EXERCISE DIRECTIONS - Copy every entry exactly as given, minus the images.

RECORDS PROVIDED -
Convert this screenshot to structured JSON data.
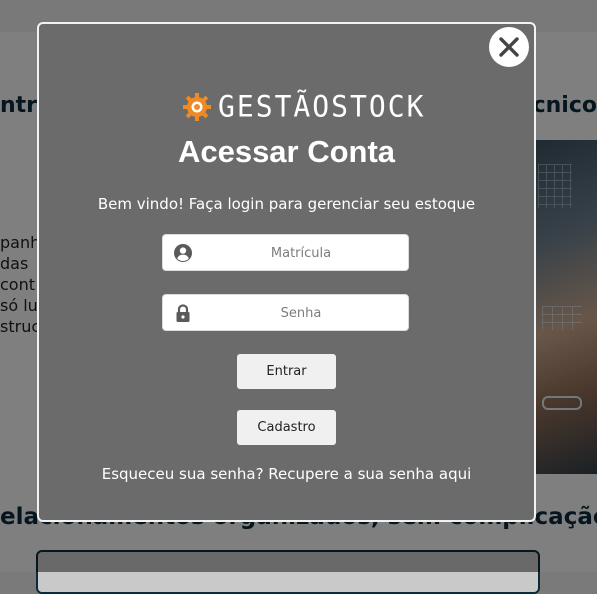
{
  "background": {
    "heading_left": "ntro",
    "heading_right": "cnico",
    "text_lines": [
      "panh",
      "das",
      "cont",
      "só lu",
      "struc"
    ],
    "bottom_heading": "elacionamentos organizados, sem complicação"
  },
  "modal": {
    "logo_text": "GESTÃOSTOCK",
    "title": "Acessar Conta",
    "subtitle": "Bem vindo! Faça login para gerenciar seu estoque",
    "username_placeholder": "Matrícula",
    "password_placeholder": "Senha",
    "login_button": "Entrar",
    "register_button": "Cadastro",
    "forgot_prefix": "Esqueceu sua senha? ",
    "forgot_link": "Recupere a sua senha aqui"
  },
  "colors": {
    "modal_bg": "#6b6b6b",
    "accent_orange": "#f08a24",
    "bg_heading": "#0c2b3a"
  },
  "icons": {
    "close": "close-icon",
    "logo": "gear-icon",
    "username": "user-circle-icon",
    "password": "lock-icon"
  }
}
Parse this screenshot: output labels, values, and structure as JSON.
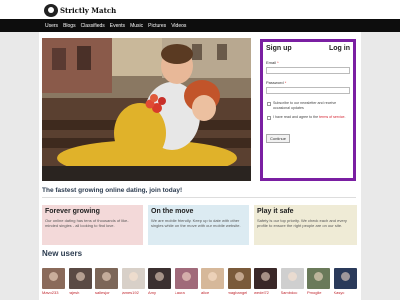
{
  "site": {
    "logo_text": "Strictly Match"
  },
  "nav": [
    "Users",
    "Blogs",
    "Classifieds",
    "Events",
    "Music",
    "Pictures",
    "Videos"
  ],
  "signup": {
    "title": "Sign up",
    "login_label": "Log in",
    "email_label": "Email",
    "password_label": "Password",
    "required_mark": "*",
    "newsletter_text": "Subscribe to our newsletter and receive occasional updates",
    "terms_prefix": "I have read and agree to the",
    "terms_link": "terms of service",
    "terms_suffix": ".",
    "continue_label": "Continue",
    "accent_color": "#7a1fa2"
  },
  "tagline": "The fastest growing online dating, join today!",
  "features": [
    {
      "title": "Forever growing",
      "text": "Our online dating has tens of thousands of like-minded singles - all looking to find love.",
      "color": "#f3d9d9"
    },
    {
      "title": "On the move",
      "text": "We are mobile friendly. Keep up to date with other singles while on the move with our mobile website.",
      "color": "#dcebf2"
    },
    {
      "title": "Play it safe",
      "text": "Safety is our top priority. We check each and every profile to ensure the right people are on our site.",
      "color": "#efebd6"
    }
  ],
  "new_users_title": "New users",
  "users": [
    {
      "name": "Mavo233",
      "color": "#8a6a5a"
    },
    {
      "name": "rajesh",
      "color": "#5a4a44"
    },
    {
      "name": "sallesjor",
      "color": "#7c6658"
    },
    {
      "name": "james192",
      "color": "#d8d0c8"
    },
    {
      "name": "Amy",
      "color": "#3b3030"
    },
    {
      "name": "Laura",
      "color": "#a06a7a"
    },
    {
      "name": "alice",
      "color": "#d6b89a"
    },
    {
      "name": "magbangel",
      "color": "#7a5a3a"
    },
    {
      "name": "wedel72",
      "color": "#3a2828"
    },
    {
      "name": "Sambdoc",
      "color": "#cfcfcf"
    },
    {
      "name": "Pmoglie",
      "color": "#6a7a5a"
    },
    {
      "name": "Kasyc",
      "color": "#2a3a5a"
    }
  ],
  "users_row2": [
    "#c9a68a",
    "#6a5040",
    "#4a4040",
    "#8a3a3a",
    "#b08a70",
    "#3a3a4a",
    "#7a6a5a",
    "#d0b0a0",
    "#5a4a3a",
    "#9a8070",
    "#2a2a2a",
    "#6a5a6a"
  ]
}
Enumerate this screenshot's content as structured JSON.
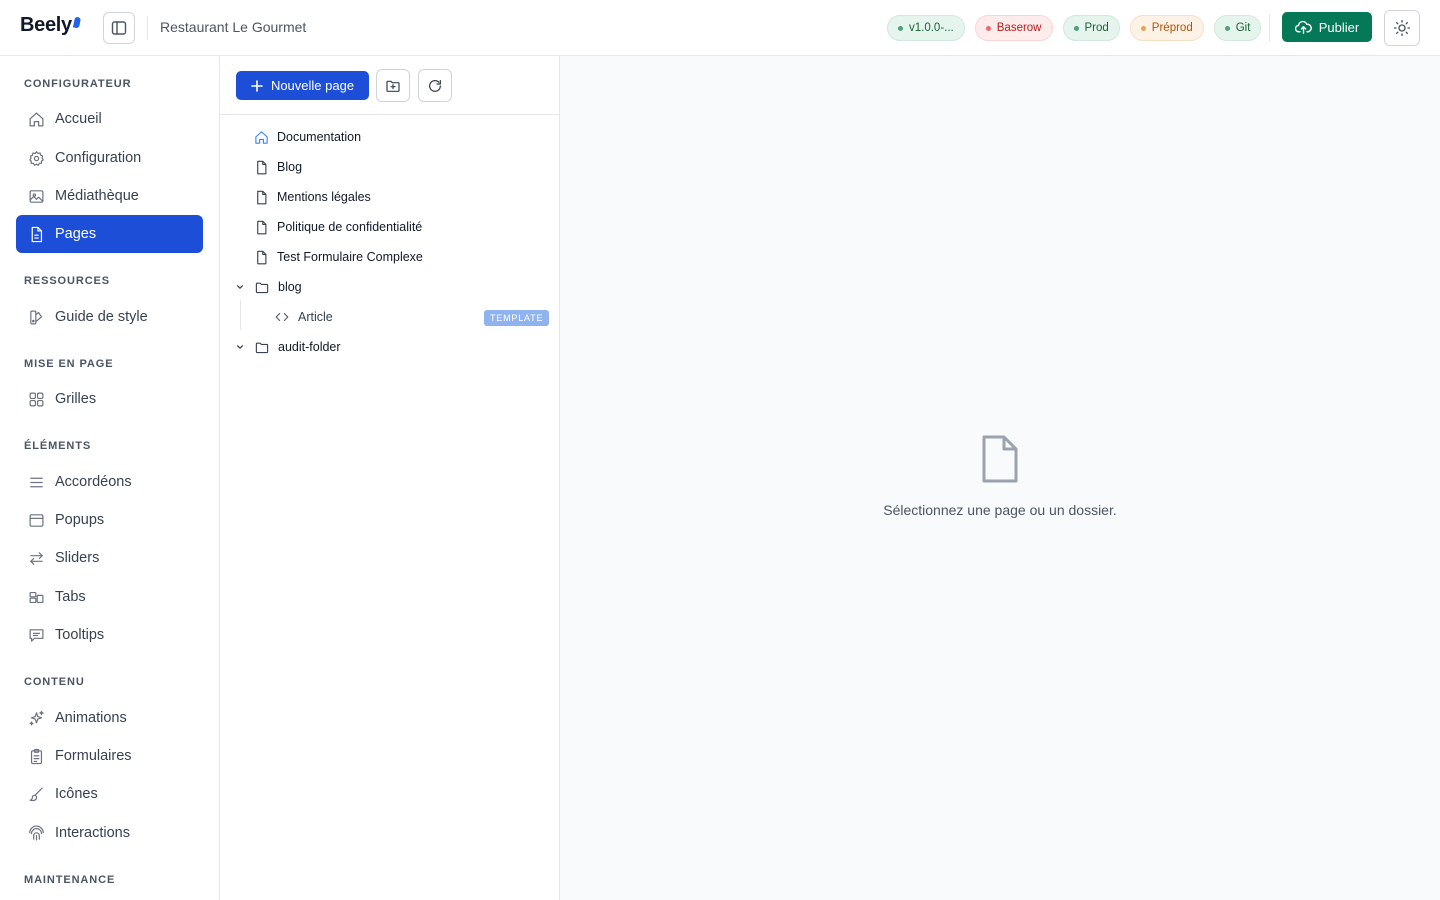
{
  "header": {
    "logo": "Beely",
    "project_name": "Restaurant Le Gourmet",
    "badges": [
      {
        "label": "v1.0.0-...",
        "color": "green"
      },
      {
        "label": "Baserow",
        "color": "red"
      },
      {
        "label": "Prod",
        "color": "green"
      },
      {
        "label": "Préprod",
        "color": "orange"
      },
      {
        "label": "Git",
        "color": "green"
      }
    ],
    "publish_label": "Publier"
  },
  "sidebar": {
    "sections": [
      {
        "title": "CONFIGURATEUR",
        "items": [
          {
            "label": "Accueil",
            "icon": "home-icon"
          },
          {
            "label": "Configuration",
            "icon": "gear-icon"
          },
          {
            "label": "Médiathèque",
            "icon": "image-icon"
          },
          {
            "label": "Pages",
            "icon": "file-icon",
            "active": true
          }
        ]
      },
      {
        "title": "RESSOURCES",
        "items": [
          {
            "label": "Guide de style",
            "icon": "palette-icon"
          }
        ]
      },
      {
        "title": "MISE EN PAGE",
        "items": [
          {
            "label": "Grilles",
            "icon": "grid-icon"
          }
        ]
      },
      {
        "title": "ÉLÉMENTS",
        "items": [
          {
            "label": "Accordéons",
            "icon": "menu-lines-icon"
          },
          {
            "label": "Popups",
            "icon": "window-icon"
          },
          {
            "label": "Sliders",
            "icon": "arrows-swap-icon"
          },
          {
            "label": "Tabs",
            "icon": "tabs-icon"
          },
          {
            "label": "Tooltips",
            "icon": "message-icon"
          }
        ]
      },
      {
        "title": "CONTENU",
        "items": [
          {
            "label": "Animations",
            "icon": "sparkles-icon"
          },
          {
            "label": "Formulaires",
            "icon": "clipboard-icon"
          },
          {
            "label": "Icônes",
            "icon": "brush-icon"
          },
          {
            "label": "Interactions",
            "icon": "pointer-icon"
          }
        ]
      },
      {
        "title": "MAINTENANCE",
        "items": []
      }
    ]
  },
  "tree": {
    "new_page_label": "Nouvelle page",
    "items": [
      {
        "label": "Documentation",
        "icon": "home-icon",
        "type": "home"
      },
      {
        "label": "Blog",
        "icon": "file-icon",
        "type": "page"
      },
      {
        "label": "Mentions légales",
        "icon": "file-icon",
        "type": "page"
      },
      {
        "label": "Politique de confidentialité",
        "icon": "file-icon",
        "type": "page"
      },
      {
        "label": "Test Formulaire Complexe",
        "icon": "file-icon",
        "type": "page"
      },
      {
        "label": "blog",
        "icon": "folder-icon",
        "type": "folder"
      },
      {
        "label": "Article",
        "icon": "code-icon",
        "type": "template",
        "tag": "TEMPLATE"
      },
      {
        "label": "audit-folder",
        "icon": "folder-icon",
        "type": "folder"
      }
    ]
  },
  "main": {
    "empty_message": "Sélectionnez une page ou un dossier."
  },
  "colors": {
    "accent": "#1d4ed8",
    "publish": "#047857",
    "template_tag": "#8fb3ee"
  }
}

THE OUTPUT -
Convert this screenshot to structured JSON data.
{
  "background": {
    "heading_left": "ntro",
    "heading_right": "cnico",
    "text_lines": [
      "panh",
      "das",
      "cont",
      "só lu",
      "struc"
    ],
    "bottom_heading": "elacionamentos organizados, sem complicação"
  },
  "modal": {
    "logo_text": "GESTÃOSTOCK",
    "title": "Acessar Conta",
    "subtitle": "Bem vindo! Faça login para gerenciar seu estoque",
    "username_placeholder": "Matrícula",
    "password_placeholder": "Senha",
    "login_button": "Entrar",
    "register_button": "Cadastro",
    "forgot_prefix": "Esqueceu sua senha? ",
    "forgot_link": "Recupere a sua senha aqui"
  },
  "colors": {
    "modal_bg": "#6b6b6b",
    "accent_orange": "#f08a24",
    "bg_heading": "#0c2b3a"
  },
  "icons": {
    "close": "close-icon",
    "logo": "gear-icon",
    "username": "user-circle-icon",
    "password": "lock-icon"
  }
}
Parse this screenshot: output labels, values, and structure as JSON.
{
  "site": {
    "logo_text": "Strictly Match"
  },
  "nav": [
    "Users",
    "Blogs",
    "Classifieds",
    "Events",
    "Music",
    "Pictures",
    "Videos"
  ],
  "signup": {
    "title": "Sign up",
    "login_label": "Log in",
    "email_label": "Email",
    "password_label": "Password",
    "required_mark": "*",
    "newsletter_text": "Subscribe to our newsletter and receive occasional updates",
    "terms_prefix": "I have read and agree to the",
    "terms_link": "terms of service",
    "terms_suffix": ".",
    "continue_label": "Continue",
    "accent_color": "#7a1fa2"
  },
  "tagline": "The fastest growing online dating, join today!",
  "features": [
    {
      "title": "Forever growing",
      "text": "Our online dating has tens of thousands of like-minded singles - all looking to find love.",
      "color": "#f3d9d9"
    },
    {
      "title": "On the move",
      "text": "We are mobile friendly. Keep up to date with other singles while on the move with our mobile website.",
      "color": "#dcebf2"
    },
    {
      "title": "Play it safe",
      "text": "Safety is our top priority. We check each and every profile to ensure the right people are on our site.",
      "color": "#efebd6"
    }
  ],
  "new_users_title": "New users",
  "users": [
    {
      "name": "Mavo233",
      "color": "#8a6a5a"
    },
    {
      "name": "rajesh",
      "color": "#5a4a44"
    },
    {
      "name": "sallesjor",
      "color": "#7c6658"
    },
    {
      "name": "james192",
      "color": "#d8d0c8"
    },
    {
      "name": "Amy",
      "color": "#3b3030"
    },
    {
      "name": "Laura",
      "color": "#a06a7a"
    },
    {
      "name": "alice",
      "color": "#d6b89a"
    },
    {
      "name": "magbangel",
      "color": "#7a5a3a"
    },
    {
      "name": "wedel72",
      "color": "#3a2828"
    },
    {
      "name": "Sambdoc",
      "color": "#cfcfcf"
    },
    {
      "name": "Pmoglie",
      "color": "#6a7a5a"
    },
    {
      "name": "Kasyc",
      "color": "#2a3a5a"
    }
  ],
  "users_row2": [
    "#c9a68a",
    "#6a5040",
    "#4a4040",
    "#8a3a3a",
    "#b08a70",
    "#3a3a4a",
    "#7a6a5a",
    "#d0b0a0",
    "#5a4a3a",
    "#9a8070",
    "#2a2a2a",
    "#6a5a6a"
  ]
}
Enumerate this screenshot's content as structured JSON.
{
  "header": {
    "logo": "Beely",
    "project_name": "Restaurant Le Gourmet",
    "badges": [
      {
        "label": "v1.0.0-...",
        "color": "green"
      },
      {
        "label": "Baserow",
        "color": "red"
      },
      {
        "label": "Prod",
        "color": "green"
      },
      {
        "label": "Préprod",
        "color": "orange"
      },
      {
        "label": "Git",
        "color": "green"
      }
    ],
    "publish_label": "Publier"
  },
  "sidebar": {
    "sections": [
      {
        "title": "CONFIGURATEUR",
        "items": [
          {
            "label": "Accueil",
            "icon": "home-icon"
          },
          {
            "label": "Configuration",
            "icon": "gear-icon"
          },
          {
            "label": "Médiathèque",
            "icon": "image-icon"
          },
          {
            "label": "Pages",
            "icon": "file-icon",
            "active": true
          }
        ]
      },
      {
        "title": "RESSOURCES",
        "items": [
          {
            "label": "Guide de style",
            "icon": "palette-icon"
          }
        ]
      },
      {
        "title": "MISE EN PAGE",
        "items": [
          {
            "label": "Grilles",
            "icon": "grid-icon"
          }
        ]
      },
      {
        "title": "ÉLÉMENTS",
        "items": [
          {
            "label": "Accordéons",
            "icon": "menu-lines-icon"
          },
          {
            "label": "Popups",
            "icon": "window-icon"
          },
          {
            "label": "Sliders",
            "icon": "arrows-swap-icon"
          },
          {
            "label": "Tabs",
            "icon": "tabs-icon"
          },
          {
            "label": "Tooltips",
            "icon": "message-icon"
          }
        ]
      },
      {
        "title": "CONTENU",
        "items": [
          {
            "label": "Animations",
            "icon": "sparkles-icon"
          },
          {
            "label": "Formulaires",
            "icon": "clipboard-icon"
          },
          {
            "label": "Icônes",
            "icon": "brush-icon"
          },
          {
            "label": "Interactions",
            "icon": "pointer-icon"
          }
        ]
      },
      {
        "title": "MAINTENANCE",
        "items": []
      }
    ]
  },
  "tree": {
    "new_page_label": "Nouvelle page",
    "items": [
      {
        "label": "Documentation",
        "icon": "home-icon",
        "type": "home"
      },
      {
        "label": "Blog",
        "icon": "file-icon",
        "type": "page"
      },
      {
        "label": "Mentions légales",
        "icon": "file-icon",
        "type": "page"
      },
      {
        "label": "Politique de confidentialité",
        "icon": "file-icon",
        "type": "page"
      },
      {
        "label": "Test Formulaire Complexe",
        "icon": "file-icon",
        "type": "page"
      },
      {
        "label": "blog",
        "icon": "folder-icon",
        "type": "folder"
      },
      {
        "label": "Article",
        "icon": "code-icon",
        "type": "template",
        "tag": "TEMPLATE"
      },
      {
        "label": "audit-folder",
        "icon": "folder-icon",
        "type": "folder"
      }
    ]
  },
  "main": {
    "empty_message": "Sélectionnez une page ou un dossier."
  },
  "colors": {
    "accent": "#1d4ed8",
    "publish": "#047857",
    "template_tag": "#8fb3ee"
  }
}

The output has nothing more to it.